▶ _SOURCE DOCUMENT_
-=-=-

P
US5815431AExpiredUtilityPatentIndex 68

Non-volatile digital circuits using ferroelectric capacitors

Assignee: VLSI TECHNOLOGY INCPriority: Feb 19, 1997Filed: Feb 19, 1997Granted: Sep 29, 1998
Est. expiryFeb 19, 2017(expired)· nominal 20-yr term from priority
Inventors:CHEN DENG-YUAN DAVID
G11C 11/22
68
PatentIndex Score
13
Cited by
12
References
31
Claims

Abstract

A circuit including a ferroelectric capacitor can be used to store the value of nodes of volatile logic elements in a logic circuit. In this manner, the state of a complex logic circuit, such as a CPU or an I/O device, can be stored in the non-volatile ferroelectric capacitors. After an accidental or planned power outage, the non-volatile ferroelectric capacitors can be used to restore the values of the nodes. Additionally, a planned power loss can be save system power in circuits that are power consumption sensitive.

Claims

exact text as granted — not AI-modified
What is claimed is: 
     
       1. An apparatus including: a logic circuit including a volatile logic element having a node defining a logic state at a first time, the node of logic element being connected to an input of another volatile logic element of the logic circuit; and   circuitry operatively connected to the volatile logic element, the circuitry including a ferroelectric capacitor, the ferroelectric capacitor defining a voltage versus charge hysteresis curve, the circuitry adapted to set the position of the ferroelectric capacitor on the hysteresis curve depending on a value of the logic state at the node, wherein the value at the node is lost when the power to the apparatus is off and the circuitry is further adapted to restore the value of the logic state at the node of the volatile logic element using the ferroelectric capacitor when power is restored to the apparatus.   
     
     
       2. The apparatus of claim 1, wherein the volatile logic element is a latch. 
     
     
       3. The apparatus of claim 1, wherein the volatile logic element is a flip-flop. 
     
     
       4. The apparatus of claim 1, wherein the volatile logic element includes matched pair of inverters. 
     
     
       5. The apparatus of claim 1, wherein the logic circuit comprises a central processing unit. 
     
     
       6. The apparatus of claim 1, wherein an additional volatile logic element having nodes associated with an additional circuitry includes ferroelectric capacitors to store and restore the value of the node. 
     
     
       7. The apparatus of claim 6, wherein same control lines are sent to the circuitry and the additional circuitry. 
     
     
       8. The apparatus of claim 1, further comprising a controller for sending control signals to the circuitry. 
     
     
       9. The apparatus of claim 1, wherein the circuitry is operably connected to an additional node of the volatile logic element, the additional node normally having the obverse value from said node, the circuitry having an additional ferroelectric capacitor to store the value of the additional node.   
     
     
       10. The apparatus of claim 1, wherein the circuitry comprises a pre-charge circuit to pull the value at node toward ground. 
     
     
       11. The apparatus of claim 1, wherein the circuitry comprises an isolating transistor that allows the ferroelectric capacitor to be isolated from the node. 
     
     
       12. The apparatus of claim 11, wherein the circuitry comprises a pre-charge circuitry positioned with respect to the isolating transistor so that the voltage on one side of the ferroelectric capacitor can be pulled down while isolating transistor isolates the node of the volatile logic element.

-=-=-

From the header of the ferroelectric capacitor patent page, list every date given and what each one marks.

Data taken from a collection:
-=-=-

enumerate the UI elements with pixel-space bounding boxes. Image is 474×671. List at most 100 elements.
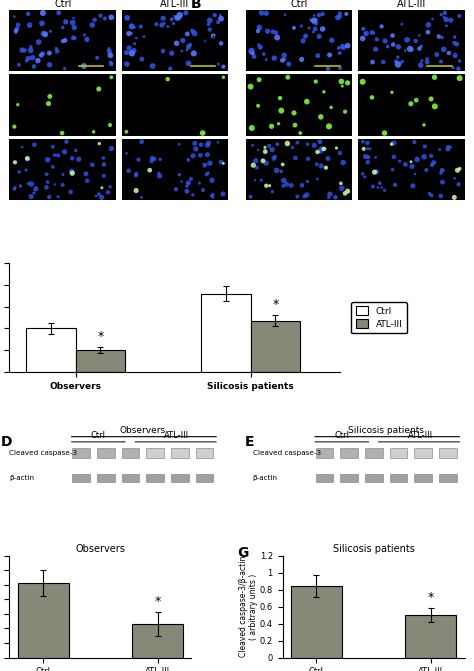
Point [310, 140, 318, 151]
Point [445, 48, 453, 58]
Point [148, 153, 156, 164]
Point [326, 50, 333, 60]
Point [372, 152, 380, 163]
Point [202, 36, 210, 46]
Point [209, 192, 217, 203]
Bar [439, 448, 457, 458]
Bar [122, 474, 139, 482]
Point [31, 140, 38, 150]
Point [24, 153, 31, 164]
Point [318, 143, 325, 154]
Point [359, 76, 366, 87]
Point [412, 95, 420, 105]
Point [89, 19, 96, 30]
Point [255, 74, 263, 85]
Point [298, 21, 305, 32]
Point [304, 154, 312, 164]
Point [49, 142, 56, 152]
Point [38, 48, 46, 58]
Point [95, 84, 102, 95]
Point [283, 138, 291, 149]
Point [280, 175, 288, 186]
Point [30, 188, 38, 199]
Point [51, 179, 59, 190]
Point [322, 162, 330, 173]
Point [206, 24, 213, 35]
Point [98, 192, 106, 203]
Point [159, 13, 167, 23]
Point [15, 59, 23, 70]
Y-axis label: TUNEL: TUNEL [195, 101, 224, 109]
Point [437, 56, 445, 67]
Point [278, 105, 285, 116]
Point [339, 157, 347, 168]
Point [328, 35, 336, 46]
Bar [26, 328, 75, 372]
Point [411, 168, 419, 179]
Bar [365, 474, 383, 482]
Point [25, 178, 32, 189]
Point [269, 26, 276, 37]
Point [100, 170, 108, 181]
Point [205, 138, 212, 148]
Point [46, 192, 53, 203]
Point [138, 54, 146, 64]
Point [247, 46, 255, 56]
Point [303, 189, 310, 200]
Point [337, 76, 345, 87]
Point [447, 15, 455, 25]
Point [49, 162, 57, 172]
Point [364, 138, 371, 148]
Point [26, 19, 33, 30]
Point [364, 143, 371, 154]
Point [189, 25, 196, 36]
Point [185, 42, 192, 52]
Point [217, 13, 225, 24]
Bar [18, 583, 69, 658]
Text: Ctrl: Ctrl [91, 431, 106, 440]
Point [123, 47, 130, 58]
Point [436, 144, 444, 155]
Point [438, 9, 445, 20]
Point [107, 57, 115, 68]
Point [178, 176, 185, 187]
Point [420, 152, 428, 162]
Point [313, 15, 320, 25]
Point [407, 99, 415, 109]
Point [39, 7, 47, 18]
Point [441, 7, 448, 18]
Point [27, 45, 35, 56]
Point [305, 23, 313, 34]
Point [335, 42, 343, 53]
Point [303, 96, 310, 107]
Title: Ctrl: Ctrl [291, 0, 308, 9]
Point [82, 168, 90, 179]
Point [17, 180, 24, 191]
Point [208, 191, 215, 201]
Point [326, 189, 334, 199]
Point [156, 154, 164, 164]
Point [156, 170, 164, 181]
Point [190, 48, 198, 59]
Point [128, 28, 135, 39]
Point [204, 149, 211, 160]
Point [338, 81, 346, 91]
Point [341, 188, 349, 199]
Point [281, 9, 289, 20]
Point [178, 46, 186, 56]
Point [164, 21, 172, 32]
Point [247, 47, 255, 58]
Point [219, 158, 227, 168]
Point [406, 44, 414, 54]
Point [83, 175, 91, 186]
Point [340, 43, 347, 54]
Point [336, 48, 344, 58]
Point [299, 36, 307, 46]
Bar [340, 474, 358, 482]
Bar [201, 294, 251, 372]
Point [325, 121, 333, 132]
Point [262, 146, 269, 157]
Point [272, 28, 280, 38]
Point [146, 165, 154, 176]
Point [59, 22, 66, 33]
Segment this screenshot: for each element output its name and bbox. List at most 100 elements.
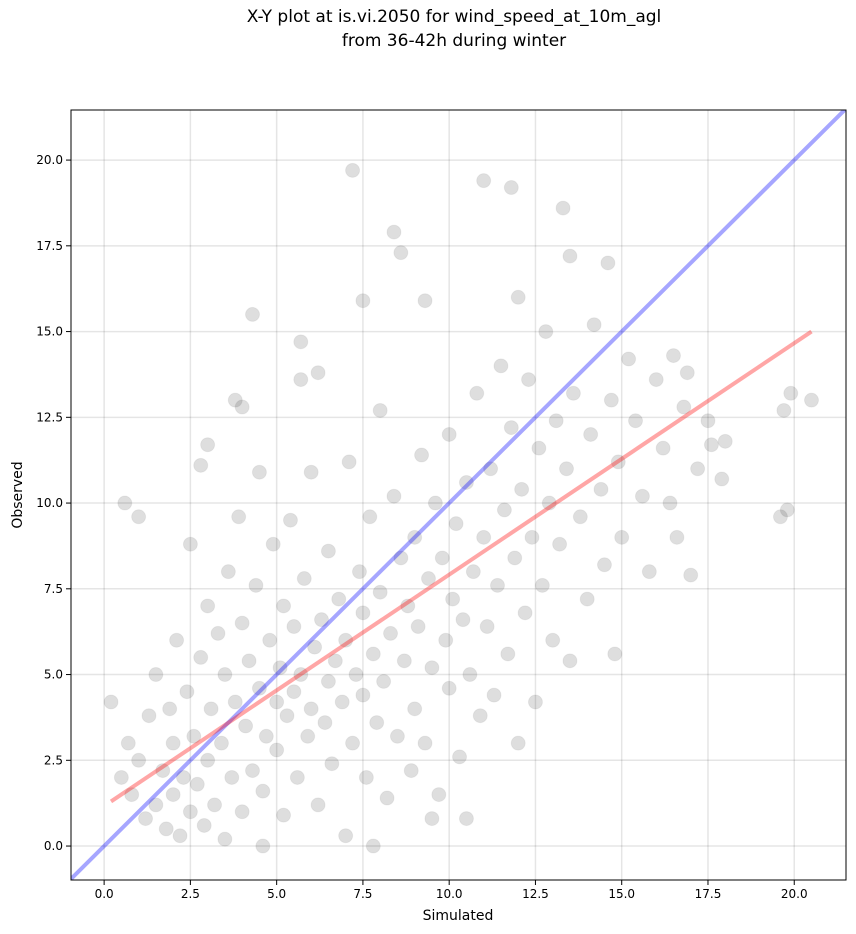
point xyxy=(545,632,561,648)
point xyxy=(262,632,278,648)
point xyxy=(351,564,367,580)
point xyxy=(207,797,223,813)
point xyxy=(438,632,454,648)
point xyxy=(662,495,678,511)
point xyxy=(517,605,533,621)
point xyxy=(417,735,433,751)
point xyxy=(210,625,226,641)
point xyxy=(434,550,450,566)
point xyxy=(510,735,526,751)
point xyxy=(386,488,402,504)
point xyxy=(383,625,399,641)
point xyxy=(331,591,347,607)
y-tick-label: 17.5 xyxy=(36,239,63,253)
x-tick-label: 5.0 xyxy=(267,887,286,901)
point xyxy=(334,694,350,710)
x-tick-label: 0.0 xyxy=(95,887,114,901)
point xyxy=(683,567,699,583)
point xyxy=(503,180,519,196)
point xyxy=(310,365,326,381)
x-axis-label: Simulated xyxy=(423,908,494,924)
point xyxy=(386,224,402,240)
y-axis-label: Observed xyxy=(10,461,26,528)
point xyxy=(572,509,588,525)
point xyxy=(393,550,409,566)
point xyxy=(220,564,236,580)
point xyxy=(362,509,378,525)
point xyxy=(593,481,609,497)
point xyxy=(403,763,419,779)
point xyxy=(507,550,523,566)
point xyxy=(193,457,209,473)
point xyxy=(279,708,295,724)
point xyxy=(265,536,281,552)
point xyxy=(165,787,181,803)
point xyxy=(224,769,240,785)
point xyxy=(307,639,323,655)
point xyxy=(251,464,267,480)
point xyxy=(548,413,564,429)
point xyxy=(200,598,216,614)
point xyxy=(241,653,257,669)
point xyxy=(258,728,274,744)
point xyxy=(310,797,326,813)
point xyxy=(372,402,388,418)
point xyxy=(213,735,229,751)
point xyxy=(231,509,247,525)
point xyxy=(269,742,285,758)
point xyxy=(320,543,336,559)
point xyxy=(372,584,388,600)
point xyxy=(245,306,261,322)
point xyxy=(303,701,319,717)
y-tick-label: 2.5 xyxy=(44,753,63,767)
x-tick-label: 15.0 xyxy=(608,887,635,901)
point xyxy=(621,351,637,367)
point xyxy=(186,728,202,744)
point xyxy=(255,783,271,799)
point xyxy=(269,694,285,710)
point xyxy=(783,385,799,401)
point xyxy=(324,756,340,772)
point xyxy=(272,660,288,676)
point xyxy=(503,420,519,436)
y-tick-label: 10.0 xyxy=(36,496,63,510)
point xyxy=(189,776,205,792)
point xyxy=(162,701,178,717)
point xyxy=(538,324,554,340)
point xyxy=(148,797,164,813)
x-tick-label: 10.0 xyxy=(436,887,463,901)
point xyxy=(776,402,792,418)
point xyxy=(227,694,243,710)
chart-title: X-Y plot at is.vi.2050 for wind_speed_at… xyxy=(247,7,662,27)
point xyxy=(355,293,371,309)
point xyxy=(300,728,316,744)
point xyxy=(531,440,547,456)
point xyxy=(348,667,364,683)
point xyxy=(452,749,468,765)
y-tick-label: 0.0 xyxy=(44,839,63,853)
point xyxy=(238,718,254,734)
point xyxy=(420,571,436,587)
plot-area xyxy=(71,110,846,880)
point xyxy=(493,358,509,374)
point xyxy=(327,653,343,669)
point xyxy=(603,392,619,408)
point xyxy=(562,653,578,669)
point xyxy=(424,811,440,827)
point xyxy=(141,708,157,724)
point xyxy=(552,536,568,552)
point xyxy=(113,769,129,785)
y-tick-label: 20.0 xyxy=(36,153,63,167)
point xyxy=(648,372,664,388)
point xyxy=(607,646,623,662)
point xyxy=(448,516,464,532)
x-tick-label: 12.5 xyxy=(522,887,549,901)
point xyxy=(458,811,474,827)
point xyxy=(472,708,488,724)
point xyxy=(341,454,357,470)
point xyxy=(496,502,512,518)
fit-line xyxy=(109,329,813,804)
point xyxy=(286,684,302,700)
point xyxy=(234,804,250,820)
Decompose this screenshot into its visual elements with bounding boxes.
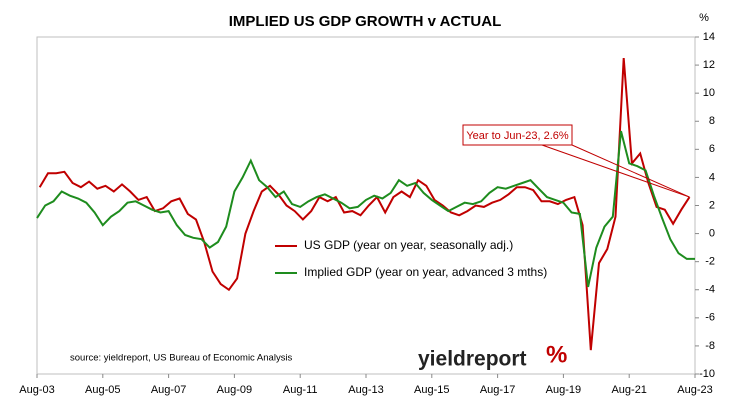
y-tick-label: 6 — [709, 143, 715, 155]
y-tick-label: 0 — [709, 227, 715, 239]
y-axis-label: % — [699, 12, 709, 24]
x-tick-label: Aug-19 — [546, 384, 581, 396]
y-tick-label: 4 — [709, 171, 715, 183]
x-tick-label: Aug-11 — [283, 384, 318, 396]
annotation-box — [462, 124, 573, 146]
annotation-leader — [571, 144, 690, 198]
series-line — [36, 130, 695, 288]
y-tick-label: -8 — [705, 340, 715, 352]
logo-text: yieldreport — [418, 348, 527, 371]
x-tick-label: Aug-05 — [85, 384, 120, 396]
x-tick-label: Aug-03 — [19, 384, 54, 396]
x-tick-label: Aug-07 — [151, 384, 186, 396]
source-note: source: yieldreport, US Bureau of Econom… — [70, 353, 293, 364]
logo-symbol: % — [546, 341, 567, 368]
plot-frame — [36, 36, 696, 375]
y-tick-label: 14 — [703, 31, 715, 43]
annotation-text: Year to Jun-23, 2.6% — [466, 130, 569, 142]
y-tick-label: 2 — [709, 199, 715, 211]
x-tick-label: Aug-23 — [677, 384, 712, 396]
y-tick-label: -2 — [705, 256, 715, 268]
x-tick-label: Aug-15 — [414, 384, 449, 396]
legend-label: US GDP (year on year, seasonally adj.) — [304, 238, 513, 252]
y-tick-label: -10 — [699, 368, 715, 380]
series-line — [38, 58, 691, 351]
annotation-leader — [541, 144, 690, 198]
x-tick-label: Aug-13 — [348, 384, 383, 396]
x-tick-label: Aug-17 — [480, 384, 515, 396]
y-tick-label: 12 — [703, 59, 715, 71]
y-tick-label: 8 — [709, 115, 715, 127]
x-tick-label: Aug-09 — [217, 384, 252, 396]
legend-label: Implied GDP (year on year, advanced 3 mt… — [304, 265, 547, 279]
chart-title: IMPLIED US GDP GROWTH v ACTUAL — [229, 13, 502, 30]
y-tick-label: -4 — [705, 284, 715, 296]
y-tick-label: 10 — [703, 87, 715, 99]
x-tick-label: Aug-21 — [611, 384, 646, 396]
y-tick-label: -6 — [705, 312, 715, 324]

-=-=-

▶ _COMPLETED EXERCISE_
- Priority: Feb 19, 1997
- Filed: Feb 19, 1997
- Granted: Sep 29, 1998
- Estimated expiry: Feb 19, 2017